** Work to be completed **
From the entries below, copy every line that holds the word "fraction".
**** The input
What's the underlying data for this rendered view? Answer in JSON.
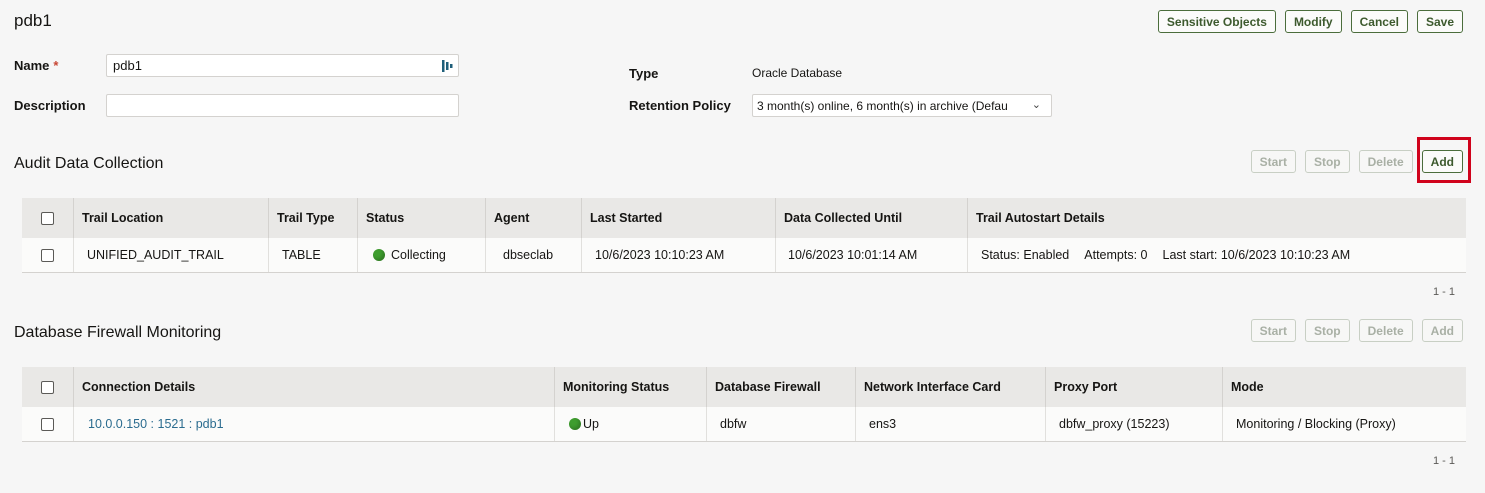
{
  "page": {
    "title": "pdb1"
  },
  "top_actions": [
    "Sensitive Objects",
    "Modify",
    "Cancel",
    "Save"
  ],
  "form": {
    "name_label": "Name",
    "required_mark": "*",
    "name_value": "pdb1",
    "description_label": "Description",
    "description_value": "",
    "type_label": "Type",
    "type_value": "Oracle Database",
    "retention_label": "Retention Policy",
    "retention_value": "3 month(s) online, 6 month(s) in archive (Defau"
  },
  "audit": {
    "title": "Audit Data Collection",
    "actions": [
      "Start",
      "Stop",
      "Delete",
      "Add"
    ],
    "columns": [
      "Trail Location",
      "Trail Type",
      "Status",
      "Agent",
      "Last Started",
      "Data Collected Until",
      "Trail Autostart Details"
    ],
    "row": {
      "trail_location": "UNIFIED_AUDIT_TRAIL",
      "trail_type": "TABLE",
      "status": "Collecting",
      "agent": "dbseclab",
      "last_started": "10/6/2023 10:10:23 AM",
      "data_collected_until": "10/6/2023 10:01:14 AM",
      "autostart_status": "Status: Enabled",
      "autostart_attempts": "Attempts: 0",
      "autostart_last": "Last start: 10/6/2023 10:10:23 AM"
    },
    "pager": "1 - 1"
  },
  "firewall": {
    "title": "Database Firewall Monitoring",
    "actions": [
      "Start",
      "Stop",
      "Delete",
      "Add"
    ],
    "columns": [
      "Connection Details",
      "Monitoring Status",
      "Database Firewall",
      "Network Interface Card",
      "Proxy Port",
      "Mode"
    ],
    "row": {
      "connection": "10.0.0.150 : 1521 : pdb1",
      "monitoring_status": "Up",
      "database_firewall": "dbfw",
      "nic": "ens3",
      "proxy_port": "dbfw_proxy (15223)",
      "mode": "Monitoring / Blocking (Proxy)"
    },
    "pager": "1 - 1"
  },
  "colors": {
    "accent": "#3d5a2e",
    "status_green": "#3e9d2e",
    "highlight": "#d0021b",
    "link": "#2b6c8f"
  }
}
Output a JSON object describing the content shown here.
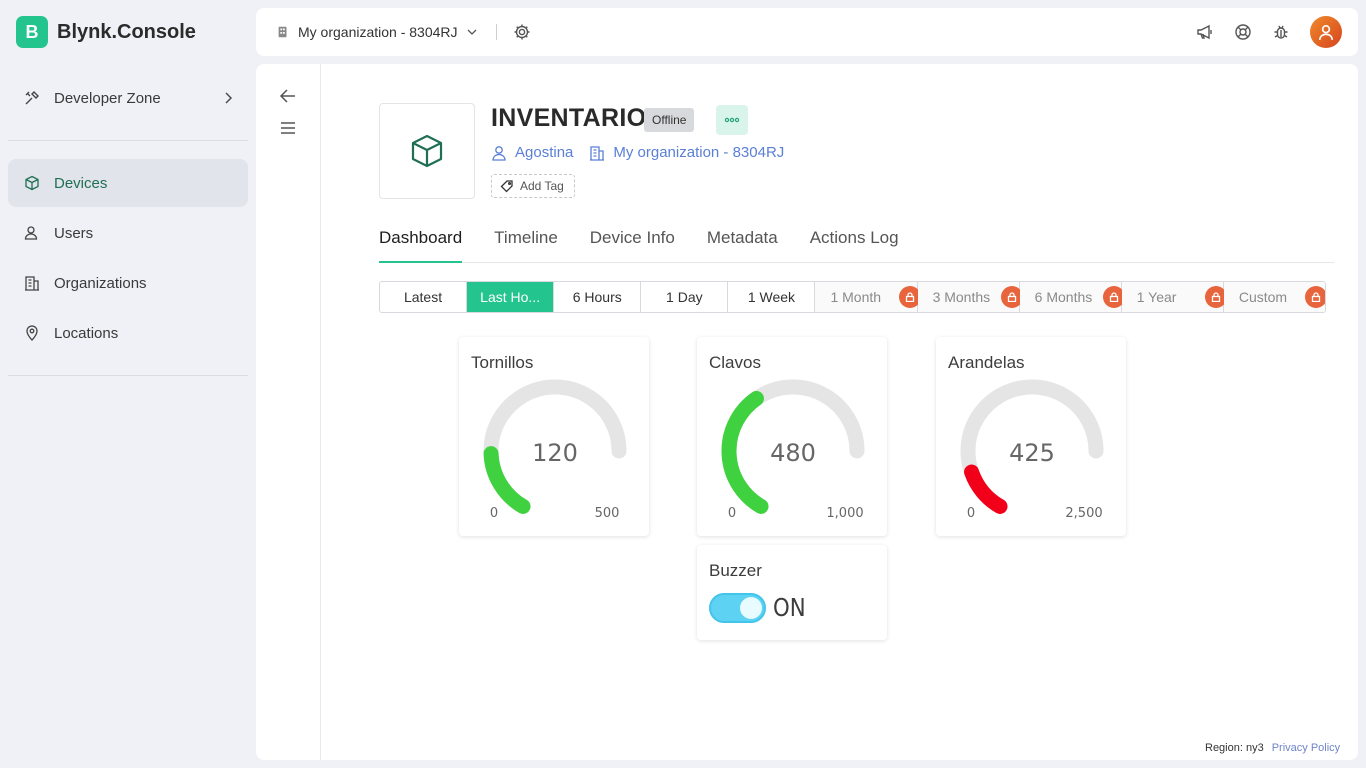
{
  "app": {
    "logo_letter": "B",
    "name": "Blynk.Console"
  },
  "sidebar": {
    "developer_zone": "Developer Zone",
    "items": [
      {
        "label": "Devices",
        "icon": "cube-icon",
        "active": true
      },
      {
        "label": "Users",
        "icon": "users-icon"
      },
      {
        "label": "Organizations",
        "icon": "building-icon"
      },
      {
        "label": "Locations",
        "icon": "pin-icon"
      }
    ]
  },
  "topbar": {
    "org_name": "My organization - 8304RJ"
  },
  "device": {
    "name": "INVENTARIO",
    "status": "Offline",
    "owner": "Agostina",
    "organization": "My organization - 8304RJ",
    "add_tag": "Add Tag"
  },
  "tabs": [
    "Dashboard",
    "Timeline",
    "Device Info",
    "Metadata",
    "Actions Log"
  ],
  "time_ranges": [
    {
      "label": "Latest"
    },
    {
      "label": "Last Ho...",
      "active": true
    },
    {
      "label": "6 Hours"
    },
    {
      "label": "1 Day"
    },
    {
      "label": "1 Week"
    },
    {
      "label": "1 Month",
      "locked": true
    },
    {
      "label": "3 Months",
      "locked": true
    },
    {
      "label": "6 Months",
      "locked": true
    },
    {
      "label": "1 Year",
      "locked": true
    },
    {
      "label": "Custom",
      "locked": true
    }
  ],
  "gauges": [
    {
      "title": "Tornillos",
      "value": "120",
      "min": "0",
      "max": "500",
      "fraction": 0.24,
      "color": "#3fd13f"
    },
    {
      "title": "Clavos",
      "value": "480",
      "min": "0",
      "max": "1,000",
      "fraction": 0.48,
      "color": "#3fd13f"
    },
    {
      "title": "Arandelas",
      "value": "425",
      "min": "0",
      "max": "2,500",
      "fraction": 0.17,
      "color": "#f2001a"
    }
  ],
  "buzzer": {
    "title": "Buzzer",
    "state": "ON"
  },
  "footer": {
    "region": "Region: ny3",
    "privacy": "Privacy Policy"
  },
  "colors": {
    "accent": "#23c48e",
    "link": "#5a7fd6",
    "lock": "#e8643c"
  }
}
********
** Reply to the task **
      "fraction": 0.24,
      "fraction": 0.48,
      "fraction": 0.17,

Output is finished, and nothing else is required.